Data entries:
** BEGIN **

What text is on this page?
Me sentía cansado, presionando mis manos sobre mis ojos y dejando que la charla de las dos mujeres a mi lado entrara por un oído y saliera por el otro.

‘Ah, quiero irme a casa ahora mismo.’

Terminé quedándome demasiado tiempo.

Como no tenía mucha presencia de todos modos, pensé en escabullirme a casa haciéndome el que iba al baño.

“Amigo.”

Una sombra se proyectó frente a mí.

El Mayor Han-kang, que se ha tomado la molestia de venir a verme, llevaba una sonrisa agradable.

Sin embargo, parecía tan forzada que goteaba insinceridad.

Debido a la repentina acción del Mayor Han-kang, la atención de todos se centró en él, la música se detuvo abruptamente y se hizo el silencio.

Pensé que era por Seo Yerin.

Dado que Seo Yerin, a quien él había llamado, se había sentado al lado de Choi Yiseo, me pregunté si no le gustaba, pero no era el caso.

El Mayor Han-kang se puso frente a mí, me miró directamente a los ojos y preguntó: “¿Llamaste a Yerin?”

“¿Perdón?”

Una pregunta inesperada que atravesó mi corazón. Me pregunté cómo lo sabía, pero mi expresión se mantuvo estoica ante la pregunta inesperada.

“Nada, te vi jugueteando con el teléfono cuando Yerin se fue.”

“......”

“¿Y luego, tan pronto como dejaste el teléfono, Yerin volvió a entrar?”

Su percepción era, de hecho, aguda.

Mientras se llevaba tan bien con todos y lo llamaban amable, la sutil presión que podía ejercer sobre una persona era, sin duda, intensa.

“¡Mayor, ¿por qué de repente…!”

** END **

* [REQUIRED TASK]: Pick out the lines that include the word "pero" and write them out.

* [EXERCISE SOLUTION]:
Dado que Seo Yerin, a quien él había llamado, se había sentado al lado de Choi Yiseo, me pregunté si no le gustaba, pero no era el caso.
Una pregunta inesperada que atravesó mi corazón. Me pregunté cómo lo sabía, pero mi expresión se mantuvo estoica ante la pregunta inesperada.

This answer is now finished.